● **Exercise prompt**: Below is a listing to transcribe in full and exactly; keep the pictures out.

[Dataset rows]
....

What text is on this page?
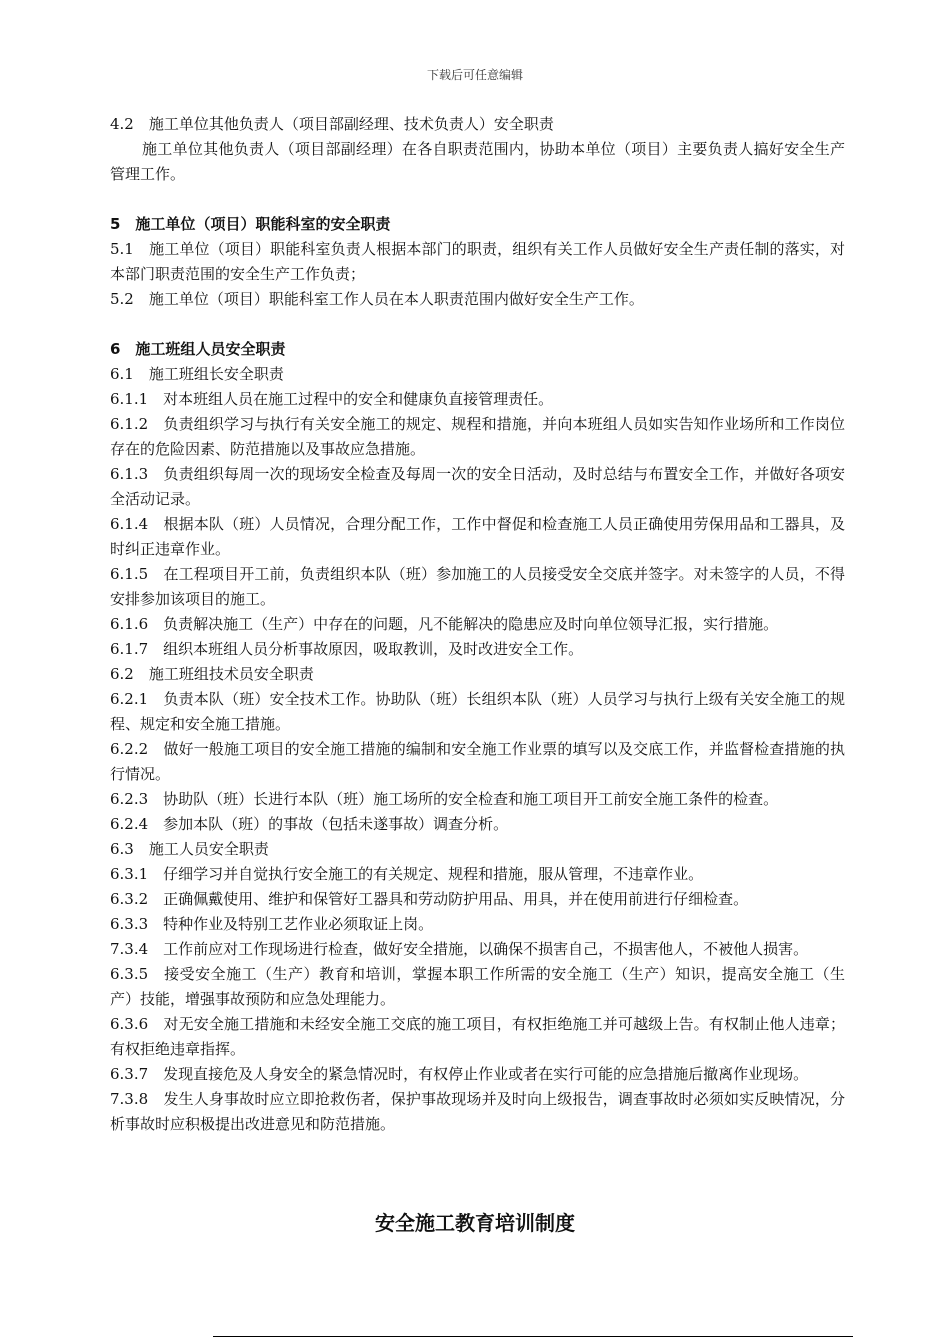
下载后可任意编辑
4.2　施工单位其他负责人（项目部副经理、技术负责人）安全职责
施工单位其他负责人（项目部副经理）在各自职责范围内，协助本单位（项目）主要负责人搞好安全生产管理工作。
5　施工单位（项目）职能科室的安全职责
5.1　施工单位（项目）职能科室负责人根据本部门的职责，组织有关工作人员做好安全生产责任制的落实，对本部门职责范围的安全生产工作负责；
5.2　施工单位（项目）职能科室工作人员在本人职责范围内做好安全生产工作。
6　施工班组人员安全职责
6.1　施工班组长安全职责
6.1.1　对本班组人员在施工过程中的安全和健康负直接管理责任。
6.1.2　负责组织学习与执行有关安全施工的规定、规程和措施，并向本班组人员如实告知作业场所和工作岗位存在的危险因素、防范措施以及事故应急措施。
6.1.3　负责组织每周一次的现场安全检查及每周一次的安全日活动，及时总结与布置安全工作，并做好各项安全活动记录。
6.1.4　根据本队（班）人员情况，合理分配工作，工作中督促和检查施工人员正确使用劳保用品和工器具，及时纠正违章作业。
6.1.5　在工程项目开工前，负责组织本队（班）参加施工的人员接受安全交底并签字。对未签字的人员，不得安排参加该项目的施工。
6.1.6　负责解决施工（生产）中存在的问题，凡不能解决的隐患应及时向单位领导汇报，实行措施。
6.1.7　组织本班组人员分析事故原因，吸取教训，及时改进安全工作。
6.2　施工班组技术员安全职责
6.2.1　负责本队（班）安全技术工作。协助队（班）长组织本队（班）人员学习与执行上级有关安全施工的规程、规定和安全施工措施。
6.2.2　做好一般施工项目的安全施工措施的编制和安全施工作业票的填写以及交底工作，并监督检查措施的执行情况。
6.2.3　协助队（班）长进行本队（班）施工场所的安全检查和施工项目开工前安全施工条件的检查。
6.2.4　参加本队（班）的事故（包括未遂事故）调查分析。
6.3　施工人员安全职责
6.3.1　仔细学习并自觉执行安全施工的有关规定、规程和措施，服从管理，不违章作业。
6.3.2　正确佩戴使用、维护和保管好工器具和劳动防护用品、用具，并在使用前进行仔细检查。
6.3.3　特种作业及特别工艺作业必须取证上岗。
7.3.4　工作前应对工作现场进行检查，做好安全措施，以确保不损害自己，不损害他人，不被他人损害。
6.3.5　接受安全施工（生产）教育和培训，掌握本职工作所需的安全施工（生产）知识，提高安全施工（生产）技能，增强事故预防和应急处理能力。
6.3.6　对无安全施工措施和未经安全施工交底的施工项目，有权拒绝施工并可越级上告。有权制止他人违章；有权拒绝违章指挥。
6.3.7　发现直接危及人身安全的紧急情况时，有权停止作业或者在实行可能的应急措施后撤离作业现场。
7.3.8　发生人身事故时应立即抢救伤者，保护事故现场并及时向上级报告，调查事故时必须如实反映情况，分析事故时应积极提出改进意见和防范措施。
安全施工教育培训制度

....

● **Full answer**:
What text is on this page?
下载后可任意编辑
4.2　施工单位其他负责人（项目部副经理、技术负责人）安全职责
施工单位其他负责人（项目部副经理）在各自职责范围内，协助本单位（项目）主要负责人搞好安全生产管理工作。
5　施工单位（项目）职能科室的安全职责
5.1　施工单位（项目）职能科室负责人根据本部门的职责，组织有关工作人员做好安全生产责任制的落实，对本部门职责范围的安全生产工作负责；
5.2　施工单位（项目）职能科室工作人员在本人职责范围内做好安全生产工作。
6　施工班组人员安全职责
6.1　施工班组长安全职责
6.1.1　对本班组人员在施工过程中的安全和健康负直接管理责任。
6.1.2　负责组织学习与执行有关安全施工的规定、规程和措施，并向本班组人员如实告知作业场所和工作岗位存在的危险因素、防范措施以及事故应急措施。
6.1.3　负责组织每周一次的现场安全检查及每周一次的安全日活动，及时总结与布置安全工作，并做好各项安全活动记录。
6.1.4　根据本队（班）人员情况，合理分配工作，工作中督促和检查施工人员正确使用劳保用品和工器具，及时纠正违章作业。
6.1.5　在工程项目开工前，负责组织本队（班）参加施工的人员接受安全交底并签字。对未签字的人员，不得安排参加该项目的施工。
6.1.6　负责解决施工（生产）中存在的问题，凡不能解决的隐患应及时向单位领导汇报，实行措施。
6.1.7　组织本班组人员分析事故原因，吸取教训，及时改进安全工作。
6.2　施工班组技术员安全职责
6.2.1　负责本队（班）安全技术工作。协助队（班）长组织本队（班）人员学习与执行上级有关安全施工的规程、规定和安全施工措施。
6.2.2　做好一般施工项目的安全施工措施的编制和安全施工作业票的填写以及交底工作，并监督检查措施的执行情况。
6.2.3　协助队（班）长进行本队（班）施工场所的安全检查和施工项目开工前安全施工条件的检查。
6.2.4　参加本队（班）的事故（包括未遂事故）调查分析。
6.3　施工人员安全职责
6.3.1　仔细学习并自觉执行安全施工的有关规定、规程和措施，服从管理，不违章作业。
6.3.2　正确佩戴使用、维护和保管好工器具和劳动防护用品、用具，并在使用前进行仔细检查。
6.3.3　特种作业及特别工艺作业必须取证上岗。
7.3.4　工作前应对工作现场进行检查，做好安全措施，以确保不损害自己，不损害他人，不被他人损害。
6.3.5　接受安全施工（生产）教育和培训，掌握本职工作所需的安全施工（生产）知识，提高安全施工（生产）技能，增强事故预防和应急处理能力。
6.3.6　对无安全施工措施和未经安全施工交底的施工项目，有权拒绝施工并可越级上告。有权制止他人违章；有权拒绝违章指挥。
6.3.7　发现直接危及人身安全的紧急情况时，有权停止作业或者在实行可能的应急措施后撤离作业现场。
7.3.8　发生人身事故时应立即抢救伤者，保护事故现场并及时向上级报告，调查事故时必须如实反映情况，分析事故时应积极提出改进意见和防范措施。
安全施工教育培训制度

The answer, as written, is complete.